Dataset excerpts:
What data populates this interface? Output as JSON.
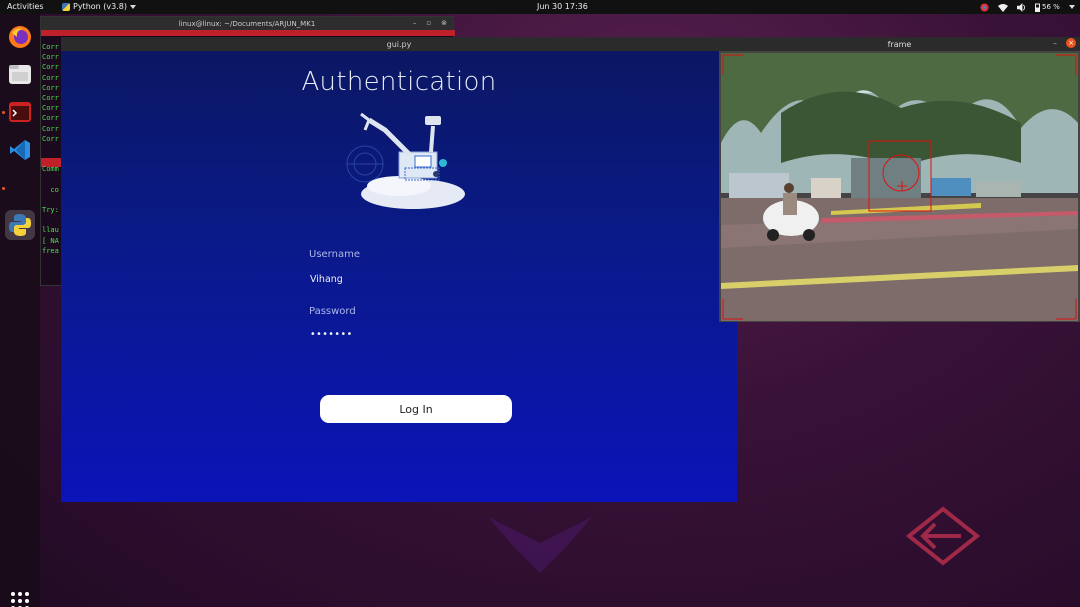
{
  "topbar": {
    "activities": "Activities",
    "app_menu": "Python (v3.8)",
    "clock": "Jun 30  17:36",
    "battery": "56 %"
  },
  "dock": {
    "items": [
      "firefox-icon",
      "files-icon",
      "terminal-icon",
      "vscode-icon",
      "python-icon"
    ],
    "show_apps": "show-applications-icon"
  },
  "terminal": {
    "title": "linux@linux: ~/Documents/ARJUN_MK1",
    "lines": [
      "Corr",
      "Corr",
      "Corr",
      "Corr",
      "Corr",
      "Corr",
      "Corr",
      "Corr",
      "Corr",
      "Corr",
      "",
      "",
      "Comm",
      "",
      "  co",
      "",
      "Try:",
      "",
      "llau",
      "[ NA",
      "frea"
    ]
  },
  "gui_window": {
    "title": "gui.py",
    "heading": "Authentication",
    "username_label": "Username",
    "username_value": "Vihang",
    "password_label": "Password",
    "password_value": "•••••••",
    "login_label": "Log In"
  },
  "frame_window": {
    "title": "frame"
  },
  "colors": {
    "accent": "#e95420",
    "gui_bg_top": "#0b1760",
    "gui_bg_bottom": "#0a14b8",
    "terminal_text": "#4be04b",
    "hud_red": "#e01010"
  }
}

• _JOB_: Quote the data exactly, leaving every image out of the copy.

• _EXPECTED ANSWER_:
What data populates this interface? Output as JSON.
{
  "topbar": {
    "activities": "Activities",
    "app_menu": "Python (v3.8)",
    "clock": "Jun 30  17:36",
    "battery": "56 %"
  },
  "dock": {
    "items": [
      "firefox-icon",
      "files-icon",
      "terminal-icon",
      "vscode-icon",
      "python-icon"
    ],
    "show_apps": "show-applications-icon"
  },
  "terminal": {
    "title": "linux@linux: ~/Documents/ARJUN_MK1",
    "lines": [
      "Corr",
      "Corr",
      "Corr",
      "Corr",
      "Corr",
      "Corr",
      "Corr",
      "Corr",
      "Corr",
      "Corr",
      "",
      "",
      "Comm",
      "",
      "  co",
      "",
      "Try:",
      "",
      "llau",
      "[ NA",
      "frea"
    ]
  },
  "gui_window": {
    "title": "gui.py",
    "heading": "Authentication",
    "username_label": "Username",
    "username_value": "Vihang",
    "password_label": "Password",
    "password_value": "•••••••",
    "login_label": "Log In"
  },
  "frame_window": {
    "title": "frame"
  },
  "colors": {
    "accent": "#e95420",
    "gui_bg_top": "#0b1760",
    "gui_bg_bottom": "#0a14b8",
    "terminal_text": "#4be04b",
    "hud_red": "#e01010"
  }
}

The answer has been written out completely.